* THE TASK *
A verbatim copy of the records is required, with all pictures left out.

— Start of LISTED ENTRIES —

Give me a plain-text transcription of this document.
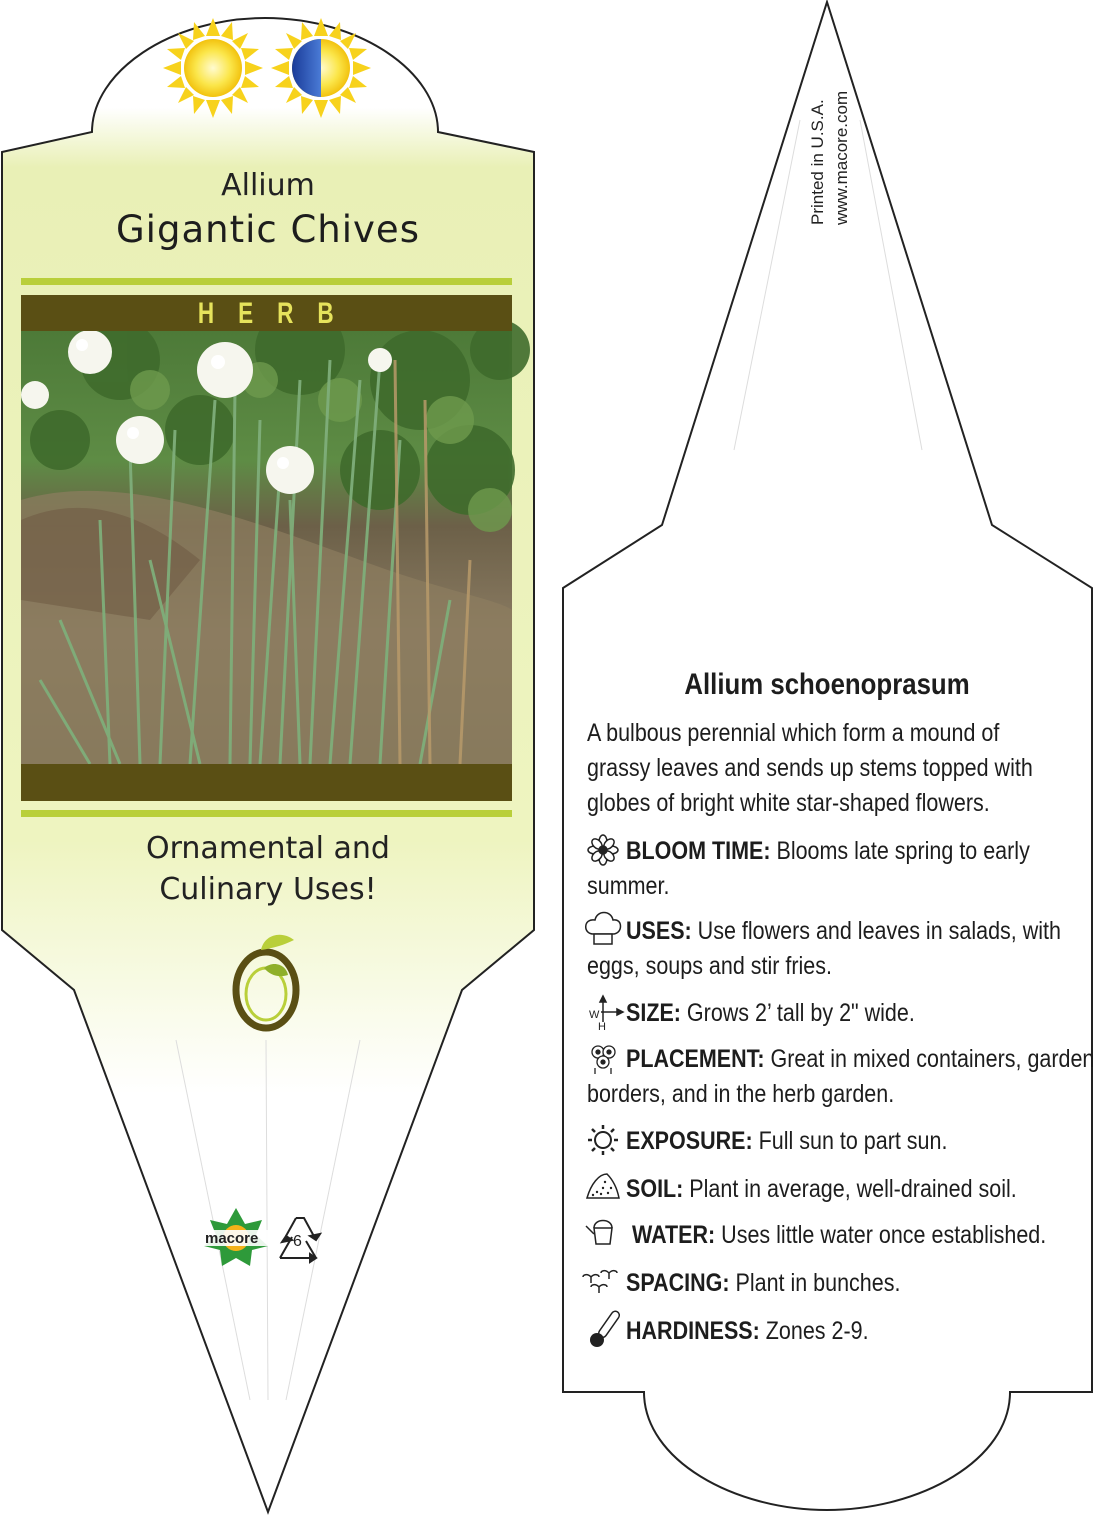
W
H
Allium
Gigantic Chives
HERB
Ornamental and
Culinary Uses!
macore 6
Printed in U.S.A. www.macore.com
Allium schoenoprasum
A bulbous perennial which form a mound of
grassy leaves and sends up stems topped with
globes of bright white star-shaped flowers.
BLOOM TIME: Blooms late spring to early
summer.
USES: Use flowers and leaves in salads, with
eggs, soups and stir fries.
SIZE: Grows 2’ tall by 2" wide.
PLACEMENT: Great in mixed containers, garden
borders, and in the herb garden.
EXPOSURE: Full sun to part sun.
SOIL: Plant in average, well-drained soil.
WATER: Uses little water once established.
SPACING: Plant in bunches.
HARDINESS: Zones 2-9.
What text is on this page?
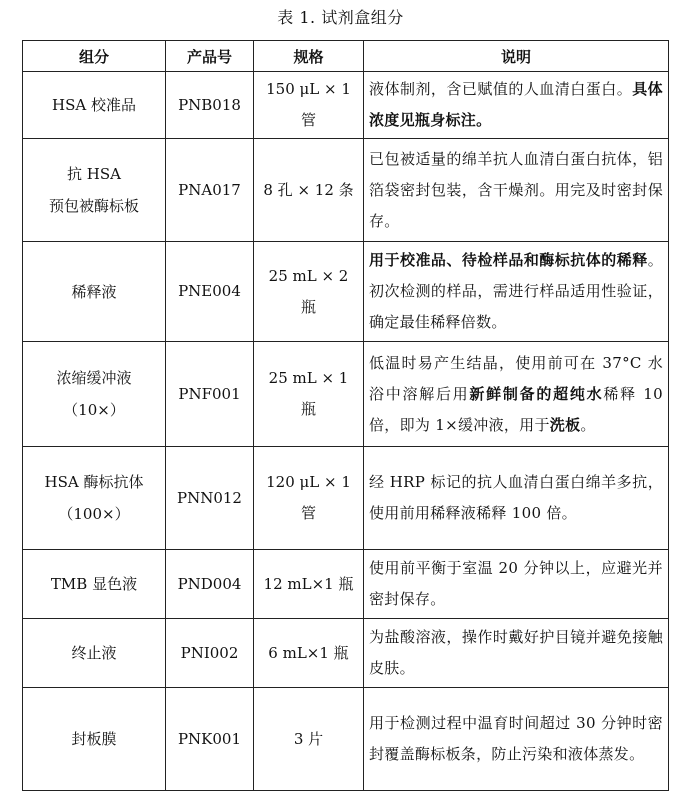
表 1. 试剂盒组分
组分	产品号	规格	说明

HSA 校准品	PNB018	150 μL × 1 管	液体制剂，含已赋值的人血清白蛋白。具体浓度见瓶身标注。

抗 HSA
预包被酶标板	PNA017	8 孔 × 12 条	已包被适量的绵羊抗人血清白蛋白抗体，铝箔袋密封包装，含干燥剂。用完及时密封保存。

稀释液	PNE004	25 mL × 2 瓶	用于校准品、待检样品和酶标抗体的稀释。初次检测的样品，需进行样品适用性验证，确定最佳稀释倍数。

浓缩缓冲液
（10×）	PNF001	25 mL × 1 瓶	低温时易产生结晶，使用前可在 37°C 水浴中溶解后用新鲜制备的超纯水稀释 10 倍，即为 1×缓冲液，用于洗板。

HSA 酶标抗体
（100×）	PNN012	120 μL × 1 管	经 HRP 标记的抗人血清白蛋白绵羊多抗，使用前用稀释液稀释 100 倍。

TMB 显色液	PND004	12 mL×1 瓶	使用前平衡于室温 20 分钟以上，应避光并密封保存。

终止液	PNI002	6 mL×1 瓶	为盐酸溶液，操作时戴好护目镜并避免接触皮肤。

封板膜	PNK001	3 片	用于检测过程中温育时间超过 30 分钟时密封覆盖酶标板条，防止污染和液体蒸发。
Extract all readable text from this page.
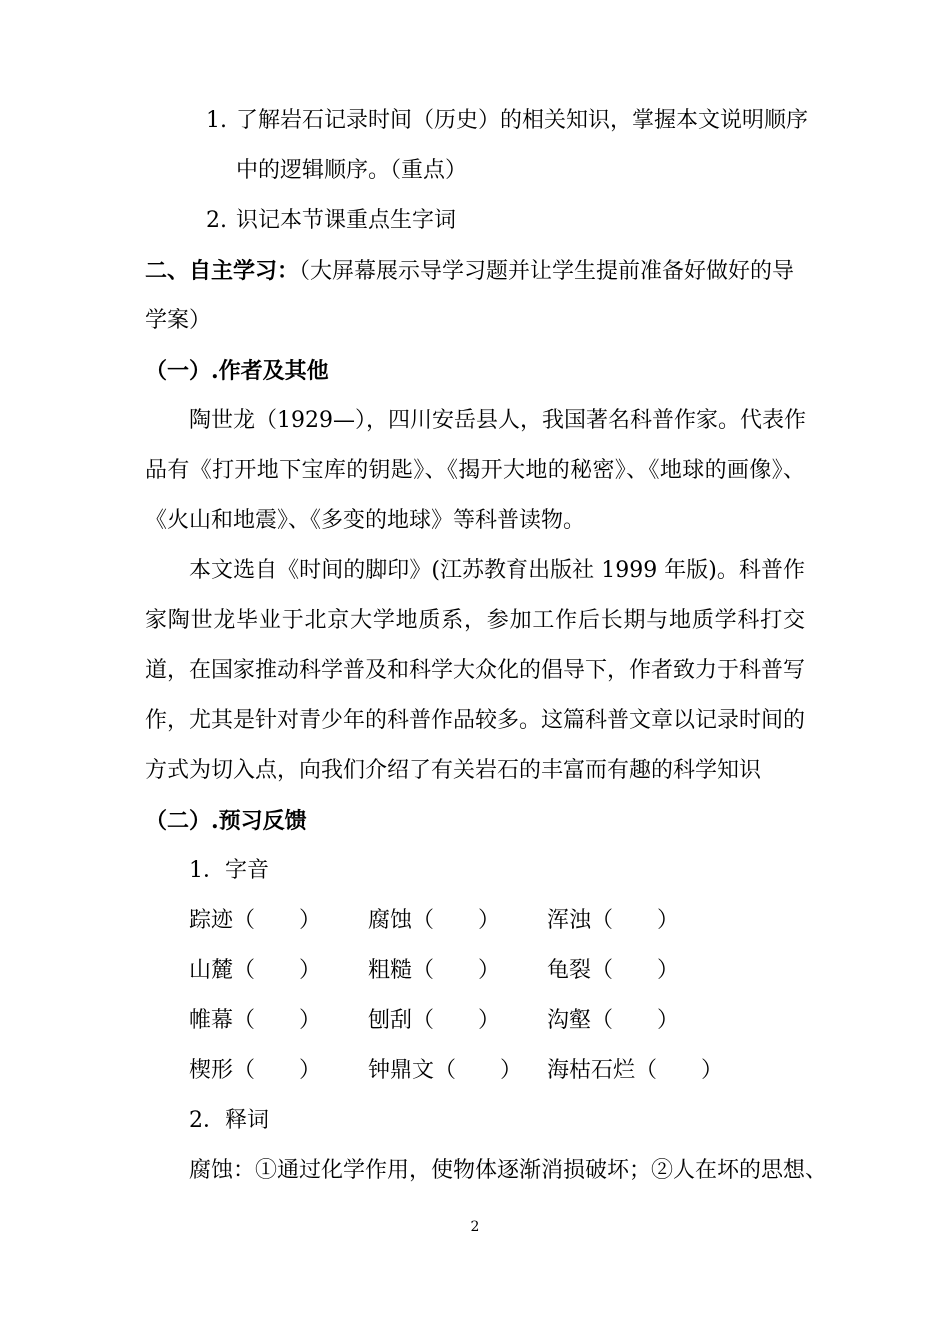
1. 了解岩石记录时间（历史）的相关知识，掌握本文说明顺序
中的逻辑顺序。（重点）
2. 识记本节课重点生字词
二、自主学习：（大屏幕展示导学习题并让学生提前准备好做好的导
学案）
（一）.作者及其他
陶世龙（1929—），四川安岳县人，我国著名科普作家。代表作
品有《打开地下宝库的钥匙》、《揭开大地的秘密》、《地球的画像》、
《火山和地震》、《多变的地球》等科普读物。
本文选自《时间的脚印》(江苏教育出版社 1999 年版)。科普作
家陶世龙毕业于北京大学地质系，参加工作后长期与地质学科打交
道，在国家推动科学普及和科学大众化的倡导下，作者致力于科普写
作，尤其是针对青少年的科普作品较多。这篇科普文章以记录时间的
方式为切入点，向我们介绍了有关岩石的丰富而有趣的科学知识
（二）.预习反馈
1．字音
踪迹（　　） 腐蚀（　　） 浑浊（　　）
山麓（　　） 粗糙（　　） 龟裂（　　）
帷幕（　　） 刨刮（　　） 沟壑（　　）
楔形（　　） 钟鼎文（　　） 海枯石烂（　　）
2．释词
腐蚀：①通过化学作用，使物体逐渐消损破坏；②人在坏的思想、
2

— End of LISTED ENTRIES —

* REPLY TO THE EXERCISE *
Give me a plain-text transcription of this document.
W
H
Allium
Gigantic Chives
HERB
Ornamental and
Culinary Uses!
macore 6
Printed in U.S.A. www.macore.com
Allium schoenoprasum
A bulbous perennial which form a mound of
grassy leaves and sends up stems topped with
globes of bright white star-shaped flowers.
BLOOM TIME: Blooms late spring to early
summer.
USES: Use flowers and leaves in salads, with
eggs, soups and stir fries.
SIZE: Grows 2’ tall by 2" wide.
PLACEMENT: Great in mixed containers, garden
borders, and in the herb garden.
EXPOSURE: Full sun to part sun.
SOIL: Plant in average, well-drained soil.
WATER: Uses little water once established.
SPACING: Plant in bunches.
HARDINESS: Zones 2-9.
What text is on this page?
表 1. 试剂盒组分
组分	产品号	规格	说明

HSA 校准品	PNB018	150 μL × 1 管	液体制剂，含已赋值的人血清白蛋白。具体浓度见瓶身标注。

抗 HSA
预包被酶标板	PNA017	8 孔 × 12 条	已包被适量的绵羊抗人血清白蛋白抗体，铝箔袋密封包装，含干燥剂。用完及时密封保存。

稀释液	PNE004	25 mL × 2 瓶	用于校准品、待检样品和酶标抗体的稀释。初次检测的样品，需进行样品适用性验证，确定最佳稀释倍数。

浓缩缓冲液
（10×）	PNF001	25 mL × 1 瓶	低温时易产生结晶，使用前可在 37°C 水浴中溶解后用新鲜制备的超纯水稀释 10 倍，即为 1×缓冲液，用于洗板。

HSA 酶标抗体
（100×）	PNN012	120 μL × 1 管	经 HRP 标记的抗人血清白蛋白绵羊多抗，使用前用稀释液稀释 100 倍。

TMB 显色液	PND004	12 mL×1 瓶	使用前平衡于室温 20 分钟以上，应避光并密封保存。

终止液	PNI002	6 mL×1 瓶	为盐酸溶液，操作时戴好护目镜并避免接触皮肤。

封板膜	PNK001	3 片	用于检测过程中温育时间超过 30 分钟时密封覆盖酶标板条，防止污染和液体蒸发。
Extract all readable text from this page.
1. 了解岩石记录时间（历史）的相关知识，掌握本文说明顺序
中的逻辑顺序。（重点）
2. 识记本节课重点生字词
二、自主学习：（大屏幕展示导学习题并让学生提前准备好做好的导
学案）
（一）.作者及其他
陶世龙（1929—），四川安岳县人，我国著名科普作家。代表作
品有《打开地下宝库的钥匙》、《揭开大地的秘密》、《地球的画像》、
《火山和地震》、《多变的地球》等科普读物。
本文选自《时间的脚印》(江苏教育出版社 1999 年版)。科普作
家陶世龙毕业于北京大学地质系，参加工作后长期与地质学科打交
道，在国家推动科学普及和科学大众化的倡导下，作者致力于科普写
作，尤其是针对青少年的科普作品较多。这篇科普文章以记录时间的
方式为切入点，向我们介绍了有关岩石的丰富而有趣的科学知识
（二）.预习反馈
1．字音
踪迹（　　） 腐蚀（　　） 浑浊（　　）
山麓（　　） 粗糙（　　） 龟裂（　　）
帷幕（　　） 刨刮（　　） 沟壑（　　）
楔形（　　） 钟鼎文（　　） 海枯石烂（　　）
2．释词
腐蚀：①通过化学作用，使物体逐渐消损破坏；②人在坏的思想、
2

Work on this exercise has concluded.